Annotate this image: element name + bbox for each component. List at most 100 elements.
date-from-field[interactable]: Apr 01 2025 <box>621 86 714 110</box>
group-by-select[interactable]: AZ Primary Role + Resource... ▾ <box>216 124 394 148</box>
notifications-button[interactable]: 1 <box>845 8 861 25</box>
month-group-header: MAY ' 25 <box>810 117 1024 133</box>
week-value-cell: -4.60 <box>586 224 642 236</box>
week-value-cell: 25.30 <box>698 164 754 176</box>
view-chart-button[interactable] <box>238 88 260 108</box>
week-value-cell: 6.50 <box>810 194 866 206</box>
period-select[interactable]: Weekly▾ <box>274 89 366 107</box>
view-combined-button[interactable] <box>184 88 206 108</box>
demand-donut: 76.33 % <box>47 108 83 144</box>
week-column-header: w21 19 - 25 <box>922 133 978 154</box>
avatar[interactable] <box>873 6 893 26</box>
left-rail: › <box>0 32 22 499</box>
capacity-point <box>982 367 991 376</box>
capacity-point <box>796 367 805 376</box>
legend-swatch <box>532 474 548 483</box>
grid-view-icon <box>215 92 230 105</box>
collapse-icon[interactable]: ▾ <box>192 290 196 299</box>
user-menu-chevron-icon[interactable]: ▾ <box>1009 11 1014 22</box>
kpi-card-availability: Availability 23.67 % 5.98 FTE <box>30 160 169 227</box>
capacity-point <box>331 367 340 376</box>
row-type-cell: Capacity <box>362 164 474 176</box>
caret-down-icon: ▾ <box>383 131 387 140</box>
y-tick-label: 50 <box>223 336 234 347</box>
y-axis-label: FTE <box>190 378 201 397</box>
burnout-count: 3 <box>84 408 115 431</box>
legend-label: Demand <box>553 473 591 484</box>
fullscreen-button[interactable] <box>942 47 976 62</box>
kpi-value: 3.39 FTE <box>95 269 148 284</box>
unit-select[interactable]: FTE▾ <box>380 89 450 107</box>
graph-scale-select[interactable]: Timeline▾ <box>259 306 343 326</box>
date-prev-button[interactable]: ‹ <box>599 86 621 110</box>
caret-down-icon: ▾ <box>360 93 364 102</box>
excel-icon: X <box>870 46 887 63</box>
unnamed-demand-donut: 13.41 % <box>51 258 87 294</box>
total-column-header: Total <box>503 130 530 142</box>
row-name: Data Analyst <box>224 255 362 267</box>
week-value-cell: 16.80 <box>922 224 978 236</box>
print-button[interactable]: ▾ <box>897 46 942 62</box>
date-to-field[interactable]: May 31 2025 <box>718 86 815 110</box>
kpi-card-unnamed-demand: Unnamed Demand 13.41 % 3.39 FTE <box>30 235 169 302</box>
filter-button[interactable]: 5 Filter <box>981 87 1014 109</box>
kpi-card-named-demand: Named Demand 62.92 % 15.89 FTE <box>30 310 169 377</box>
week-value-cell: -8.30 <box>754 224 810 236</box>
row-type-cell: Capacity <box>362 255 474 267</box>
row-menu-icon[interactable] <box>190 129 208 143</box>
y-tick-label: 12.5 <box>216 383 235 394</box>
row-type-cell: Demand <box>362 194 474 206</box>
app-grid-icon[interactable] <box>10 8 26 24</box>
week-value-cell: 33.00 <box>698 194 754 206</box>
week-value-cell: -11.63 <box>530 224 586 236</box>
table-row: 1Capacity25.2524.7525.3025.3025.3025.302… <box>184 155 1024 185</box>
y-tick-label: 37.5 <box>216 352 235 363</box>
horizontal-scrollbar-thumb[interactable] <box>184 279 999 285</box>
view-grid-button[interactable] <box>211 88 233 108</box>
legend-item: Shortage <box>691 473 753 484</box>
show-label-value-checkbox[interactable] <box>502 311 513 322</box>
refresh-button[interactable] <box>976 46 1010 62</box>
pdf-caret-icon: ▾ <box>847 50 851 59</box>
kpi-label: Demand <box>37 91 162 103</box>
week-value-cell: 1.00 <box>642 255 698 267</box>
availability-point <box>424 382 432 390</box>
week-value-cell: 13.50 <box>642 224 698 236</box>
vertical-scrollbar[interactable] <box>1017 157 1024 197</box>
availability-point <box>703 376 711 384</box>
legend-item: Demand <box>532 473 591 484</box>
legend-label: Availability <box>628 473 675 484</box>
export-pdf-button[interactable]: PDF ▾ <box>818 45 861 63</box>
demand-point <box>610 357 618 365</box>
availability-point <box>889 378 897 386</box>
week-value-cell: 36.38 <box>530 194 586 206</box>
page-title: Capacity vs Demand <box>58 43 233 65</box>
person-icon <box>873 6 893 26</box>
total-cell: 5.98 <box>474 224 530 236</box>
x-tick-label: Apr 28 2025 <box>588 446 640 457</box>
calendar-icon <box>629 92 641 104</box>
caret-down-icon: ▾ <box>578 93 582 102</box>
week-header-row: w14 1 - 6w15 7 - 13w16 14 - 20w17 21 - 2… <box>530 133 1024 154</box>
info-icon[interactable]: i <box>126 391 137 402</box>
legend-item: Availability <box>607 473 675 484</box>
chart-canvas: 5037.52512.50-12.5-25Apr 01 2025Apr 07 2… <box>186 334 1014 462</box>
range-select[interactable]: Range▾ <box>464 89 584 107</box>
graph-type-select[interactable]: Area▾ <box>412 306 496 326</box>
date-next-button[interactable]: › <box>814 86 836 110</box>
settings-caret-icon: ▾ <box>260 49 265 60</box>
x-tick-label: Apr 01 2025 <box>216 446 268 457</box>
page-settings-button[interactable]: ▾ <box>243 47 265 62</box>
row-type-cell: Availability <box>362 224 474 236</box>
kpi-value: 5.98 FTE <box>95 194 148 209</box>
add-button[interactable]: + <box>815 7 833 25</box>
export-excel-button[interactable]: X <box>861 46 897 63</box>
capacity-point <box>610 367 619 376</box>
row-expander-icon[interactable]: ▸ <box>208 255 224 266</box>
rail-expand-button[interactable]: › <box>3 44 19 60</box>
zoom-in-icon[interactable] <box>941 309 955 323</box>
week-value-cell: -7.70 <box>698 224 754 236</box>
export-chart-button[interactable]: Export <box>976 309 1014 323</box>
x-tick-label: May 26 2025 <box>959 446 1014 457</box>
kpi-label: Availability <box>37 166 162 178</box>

▶ **PROBLEM**
Rewrite all of the items above, changing each "week-value-cell" to "week-metric-cell" and leaving everything else as it is.

▶ **TASK RESPONSE**
Annotate this image: element name + bbox for each component. List at most 100 elements.
date-from-field[interactable]: Apr 01 2025 <box>621 86 714 110</box>
group-by-select[interactable]: AZ Primary Role + Resource... ▾ <box>216 124 394 148</box>
notifications-button[interactable]: 1 <box>845 8 861 25</box>
month-group-header: MAY ' 25 <box>810 117 1024 133</box>
week-metric-cell: -4.60 <box>586 224 642 236</box>
week-metric-cell: 25.30 <box>698 164 754 176</box>
view-chart-button[interactable] <box>238 88 260 108</box>
week-metric-cell: 6.50 <box>810 194 866 206</box>
period-select[interactable]: Weekly▾ <box>274 89 366 107</box>
view-combined-button[interactable] <box>184 88 206 108</box>
demand-donut: 76.33 % <box>47 108 83 144</box>
week-column-header: w21 19 - 25 <box>922 133 978 154</box>
avatar[interactable] <box>873 6 893 26</box>
left-rail: › <box>0 32 22 499</box>
capacity-point <box>982 367 991 376</box>
capacity-point <box>796 367 805 376</box>
legend-swatch <box>532 474 548 483</box>
grid-view-icon <box>215 92 230 105</box>
collapse-icon[interactable]: ▾ <box>192 290 196 299</box>
user-menu-chevron-icon[interactable]: ▾ <box>1009 11 1014 22</box>
kpi-card-availability: Availability 23.67 % 5.98 FTE <box>30 160 169 227</box>
capacity-point <box>331 367 340 376</box>
row-type-cell: Capacity <box>362 164 474 176</box>
caret-down-icon: ▾ <box>383 131 387 140</box>
y-tick-label: 50 <box>223 336 234 347</box>
y-axis-label: FTE <box>190 378 201 397</box>
burnout-count: 3 <box>84 408 115 431</box>
legend-label: Demand <box>553 473 591 484</box>
fullscreen-button[interactable] <box>942 47 976 62</box>
kpi-value: 3.39 FTE <box>95 269 148 284</box>
unit-select[interactable]: FTE▾ <box>380 89 450 107</box>
graph-scale-select[interactable]: Timeline▾ <box>259 306 343 326</box>
date-prev-button[interactable]: ‹ <box>599 86 621 110</box>
caret-down-icon: ▾ <box>360 93 364 102</box>
excel-icon: X <box>870 46 887 63</box>
unnamed-demand-donut: 13.41 % <box>51 258 87 294</box>
total-column-header: Total <box>503 130 530 142</box>
row-name: Data Analyst <box>224 255 362 267</box>
week-metric-cell: 16.80 <box>922 224 978 236</box>
print-button[interactable]: ▾ <box>897 46 942 62</box>
date-to-field[interactable]: May 31 2025 <box>718 86 815 110</box>
kpi-card-unnamed-demand: Unnamed Demand 13.41 % 3.39 FTE <box>30 235 169 302</box>
filter-button[interactable]: 5 Filter <box>981 87 1014 109</box>
kpi-card-named-demand: Named Demand 62.92 % 15.89 FTE <box>30 310 169 377</box>
week-metric-cell: -8.30 <box>754 224 810 236</box>
row-type-cell: Capacity <box>362 255 474 267</box>
row-menu-icon[interactable] <box>190 129 208 143</box>
y-tick-label: 12.5 <box>216 383 235 394</box>
row-type-cell: Demand <box>362 194 474 206</box>
app-grid-icon[interactable] <box>10 8 26 24</box>
week-metric-cell: 33.00 <box>698 194 754 206</box>
week-metric-cell: -11.63 <box>530 224 586 236</box>
table-row: 1Capacity25.2524.7525.3025.3025.3025.302… <box>184 155 1024 185</box>
y-tick-label: 37.5 <box>216 352 235 363</box>
horizontal-scrollbar-thumb[interactable] <box>184 279 999 285</box>
view-grid-button[interactable] <box>211 88 233 108</box>
legend-item: Shortage <box>691 473 753 484</box>
show-label-value-checkbox[interactable] <box>502 311 513 322</box>
refresh-button[interactable] <box>976 46 1010 62</box>
pdf-caret-icon: ▾ <box>847 50 851 59</box>
kpi-label: Demand <box>37 91 162 103</box>
week-metric-cell: 1.00 <box>642 255 698 267</box>
availability-point <box>424 382 432 390</box>
week-metric-cell: 13.50 <box>642 224 698 236</box>
vertical-scrollbar[interactable] <box>1017 157 1024 197</box>
availability-point <box>703 376 711 384</box>
legend-item: Demand <box>532 473 591 484</box>
legend-label: Availability <box>628 473 675 484</box>
export-pdf-button[interactable]: PDF ▾ <box>818 45 861 63</box>
demand-point <box>610 357 618 365</box>
availability-point <box>889 378 897 386</box>
week-metric-cell: 36.38 <box>530 194 586 206</box>
page-title: Capacity vs Demand <box>58 43 233 65</box>
person-icon <box>873 6 893 26</box>
total-cell: 5.98 <box>474 224 530 236</box>
x-tick-label: Apr 28 2025 <box>588 446 640 457</box>
calendar-icon <box>629 92 641 104</box>
caret-down-icon: ▾ <box>578 93 582 102</box>
week-header-row: w14 1 - 6w15 7 - 13w16 14 - 20w17 21 - 2… <box>530 133 1024 154</box>
info-icon[interactable]: i <box>126 391 137 402</box>
legend-item: Availability <box>607 473 675 484</box>
chart-canvas: 5037.52512.50-12.5-25Apr 01 2025Apr 07 2… <box>186 334 1014 462</box>
range-select[interactable]: Range▾ <box>464 89 584 107</box>
graph-type-select[interactable]: Area▾ <box>412 306 496 326</box>
date-next-button[interactable]: › <box>814 86 836 110</box>
settings-caret-icon: ▾ <box>260 49 265 60</box>
x-tick-label: Apr 01 2025 <box>216 446 268 457</box>
page-settings-button[interactable]: ▾ <box>243 47 265 62</box>
row-type-cell: Availability <box>362 224 474 236</box>
kpi-value: 5.98 FTE <box>95 194 148 209</box>
add-button[interactable]: + <box>815 7 833 25</box>
export-excel-button[interactable]: X <box>861 46 897 63</box>
capacity-point <box>610 367 619 376</box>
row-expander-icon[interactable]: ▸ <box>208 255 224 266</box>
rail-expand-button[interactable]: › <box>3 44 19 60</box>
zoom-in-icon[interactable] <box>941 309 955 323</box>
week-metric-cell: -7.70 <box>698 224 754 236</box>
export-chart-button[interactable]: Export <box>976 309 1014 323</box>
x-tick-label: May 26 2025 <box>959 446 1014 457</box>
kpi-label: Availability <box>37 166 162 178</box>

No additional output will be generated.